AIM OF THE TASK:
Output all of the entries exactly as written.

DATA:

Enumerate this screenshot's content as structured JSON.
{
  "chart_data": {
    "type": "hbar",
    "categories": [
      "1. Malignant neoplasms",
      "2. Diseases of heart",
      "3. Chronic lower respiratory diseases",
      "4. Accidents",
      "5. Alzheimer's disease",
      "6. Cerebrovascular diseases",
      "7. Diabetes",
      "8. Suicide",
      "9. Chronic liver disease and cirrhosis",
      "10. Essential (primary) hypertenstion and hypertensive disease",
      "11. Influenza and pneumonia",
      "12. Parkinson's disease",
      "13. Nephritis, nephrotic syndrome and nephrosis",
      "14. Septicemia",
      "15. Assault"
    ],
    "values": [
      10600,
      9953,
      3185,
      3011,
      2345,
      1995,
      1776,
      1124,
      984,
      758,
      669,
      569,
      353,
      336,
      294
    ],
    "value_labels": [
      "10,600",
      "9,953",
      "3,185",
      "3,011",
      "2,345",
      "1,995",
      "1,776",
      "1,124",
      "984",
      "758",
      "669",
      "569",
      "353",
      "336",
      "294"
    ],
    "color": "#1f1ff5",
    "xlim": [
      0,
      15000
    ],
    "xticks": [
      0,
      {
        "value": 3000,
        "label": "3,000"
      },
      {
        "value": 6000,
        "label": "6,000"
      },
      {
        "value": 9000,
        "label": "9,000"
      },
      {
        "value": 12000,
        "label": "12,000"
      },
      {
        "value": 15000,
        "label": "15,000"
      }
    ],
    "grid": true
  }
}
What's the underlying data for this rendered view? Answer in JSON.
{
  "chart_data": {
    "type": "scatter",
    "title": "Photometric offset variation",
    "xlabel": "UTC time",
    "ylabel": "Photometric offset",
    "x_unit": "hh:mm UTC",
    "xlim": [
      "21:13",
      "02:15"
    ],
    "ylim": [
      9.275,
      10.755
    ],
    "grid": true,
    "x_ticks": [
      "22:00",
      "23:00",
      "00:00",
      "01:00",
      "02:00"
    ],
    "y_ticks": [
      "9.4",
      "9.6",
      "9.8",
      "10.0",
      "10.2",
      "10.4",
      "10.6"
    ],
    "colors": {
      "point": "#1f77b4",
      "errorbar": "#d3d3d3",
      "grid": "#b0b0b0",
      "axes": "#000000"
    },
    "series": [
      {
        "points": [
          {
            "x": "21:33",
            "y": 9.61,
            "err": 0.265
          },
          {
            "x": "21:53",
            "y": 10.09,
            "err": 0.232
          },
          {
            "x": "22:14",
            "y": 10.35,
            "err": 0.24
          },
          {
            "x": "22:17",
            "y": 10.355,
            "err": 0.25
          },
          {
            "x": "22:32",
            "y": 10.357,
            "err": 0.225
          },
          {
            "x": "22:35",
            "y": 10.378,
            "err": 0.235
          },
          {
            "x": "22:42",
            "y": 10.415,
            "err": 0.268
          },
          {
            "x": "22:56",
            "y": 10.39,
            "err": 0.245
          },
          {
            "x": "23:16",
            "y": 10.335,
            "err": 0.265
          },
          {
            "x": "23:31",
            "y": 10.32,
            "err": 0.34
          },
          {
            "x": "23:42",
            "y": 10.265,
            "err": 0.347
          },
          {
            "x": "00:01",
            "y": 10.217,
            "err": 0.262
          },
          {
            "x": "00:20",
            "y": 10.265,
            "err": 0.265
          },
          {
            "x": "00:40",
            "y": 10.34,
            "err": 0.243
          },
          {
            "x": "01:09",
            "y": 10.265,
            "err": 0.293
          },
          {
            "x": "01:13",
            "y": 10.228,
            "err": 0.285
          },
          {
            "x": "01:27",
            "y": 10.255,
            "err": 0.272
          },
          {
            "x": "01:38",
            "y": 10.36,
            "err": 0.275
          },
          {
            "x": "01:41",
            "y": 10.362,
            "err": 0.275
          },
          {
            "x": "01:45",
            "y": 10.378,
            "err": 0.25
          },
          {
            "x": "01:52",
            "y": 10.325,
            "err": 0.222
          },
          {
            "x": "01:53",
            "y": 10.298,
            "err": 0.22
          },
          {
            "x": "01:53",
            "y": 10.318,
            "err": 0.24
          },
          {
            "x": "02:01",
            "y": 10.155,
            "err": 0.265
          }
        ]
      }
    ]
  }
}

RESULT FOR THIS TASK:
Enumerate this screenshot's content as structured JSON.
{
  "chart_data": {
    "type": "hbar",
    "categories": [
      "1. Malignant neoplasms",
      "2. Diseases of heart",
      "3. Chronic lower respiratory diseases",
      "4. Accidents",
      "5. Alzheimer's disease",
      "6. Cerebrovascular diseases",
      "7. Diabetes",
      "8. Suicide",
      "9. Chronic liver disease and cirrhosis",
      "10. Essential (primary) hypertenstion and hypertensive disease",
      "11. Influenza and pneumonia",
      "12. Parkinson's disease",
      "13. Nephritis, nephrotic syndrome and nephrosis",
      "14. Septicemia",
      "15. Assault"
    ],
    "values": [
      10600,
      9953,
      3185,
      3011,
      2345,
      1995,
      1776,
      1124,
      984,
      758,
      669,
      569,
      353,
      336,
      294
    ],
    "value_labels": [
      "10,600",
      "9,953",
      "3,185",
      "3,011",
      "2,345",
      "1,995",
      "1,776",
      "1,124",
      "984",
      "758",
      "669",
      "569",
      "353",
      "336",
      "294"
    ],
    "color": "#1f1ff5",
    "xlim": [
      0,
      15000
    ],
    "xticks": [
      0,
      {
        "value": 3000,
        "label": "3,000"
      },
      {
        "value": 6000,
        "label": "6,000"
      },
      {
        "value": 9000,
        "label": "9,000"
      },
      {
        "value": 12000,
        "label": "12,000"
      },
      {
        "value": 15000,
        "label": "15,000"
      }
    ],
    "grid": true
  }
}
What's the underlying data for this rendered view? Answer in JSON.
{
  "chart_data": {
    "type": "scatter",
    "title": "Photometric offset variation",
    "xlabel": "UTC time",
    "ylabel": "Photometric offset",
    "x_unit": "hh:mm UTC",
    "xlim": [
      "21:13",
      "02:15"
    ],
    "ylim": [
      9.275,
      10.755
    ],
    "grid": true,
    "x_ticks": [
      "22:00",
      "23:00",
      "00:00",
      "01:00",
      "02:00"
    ],
    "y_ticks": [
      "9.4",
      "9.6",
      "9.8",
      "10.0",
      "10.2",
      "10.4",
      "10.6"
    ],
    "colors": {
      "point": "#1f77b4",
      "errorbar": "#d3d3d3",
      "grid": "#b0b0b0",
      "axes": "#000000"
    },
    "series": [
      {
        "points": [
          {
            "x": "21:33",
            "y": 9.61,
            "err": 0.265
          },
          {
            "x": "21:53",
            "y": 10.09,
            "err": 0.232
          },
          {
            "x": "22:14",
            "y": 10.35,
            "err": 0.24
          },
          {
            "x": "22:17",
            "y": 10.355,
            "err": 0.25
          },
          {
            "x": "22:32",
            "y": 10.357,
            "err": 0.225
          },
          {
            "x": "22:35",
            "y": 10.378,
            "err": 0.235
          },
          {
            "x": "22:42",
            "y": 10.415,
            "err": 0.268
          },
          {
            "x": "22:56",
            "y": 10.39,
            "err": 0.245
          },
          {
            "x": "23:16",
            "y": 10.335,
            "err": 0.265
          },
          {
            "x": "23:31",
            "y": 10.32,
            "err": 0.34
          },
          {
            "x": "23:42",
            "y": 10.265,
            "err": 0.347
          },
          {
            "x": "00:01",
            "y": 10.217,
            "err": 0.262
          },
          {
            "x": "00:20",
            "y": 10.265,
            "err": 0.265
          },
          {
            "x": "00:40",
            "y": 10.34,
            "err": 0.243
          },
          {
            "x": "01:09",
            "y": 10.265,
            "err": 0.293
          },
          {
            "x": "01:13",
            "y": 10.228,
            "err": 0.285
          },
          {
            "x": "01:27",
            "y": 10.255,
            "err": 0.272
          },
          {
            "x": "01:38",
            "y": 10.36,
            "err": 0.275
          },
          {
            "x": "01:41",
            "y": 10.362,
            "err": 0.275
          },
          {
            "x": "01:45",
            "y": 10.378,
            "err": 0.25
          },
          {
            "x": "01:52",
            "y": 10.325,
            "err": 0.222
          },
          {
            "x": "01:53",
            "y": 10.298,
            "err": 0.22
          },
          {
            "x": "01:53",
            "y": 10.318,
            "err": 0.24
          },
          {
            "x": "02:01",
            "y": 10.155,
            "err": 0.265
          }
        ]
      }
    ]
  }
}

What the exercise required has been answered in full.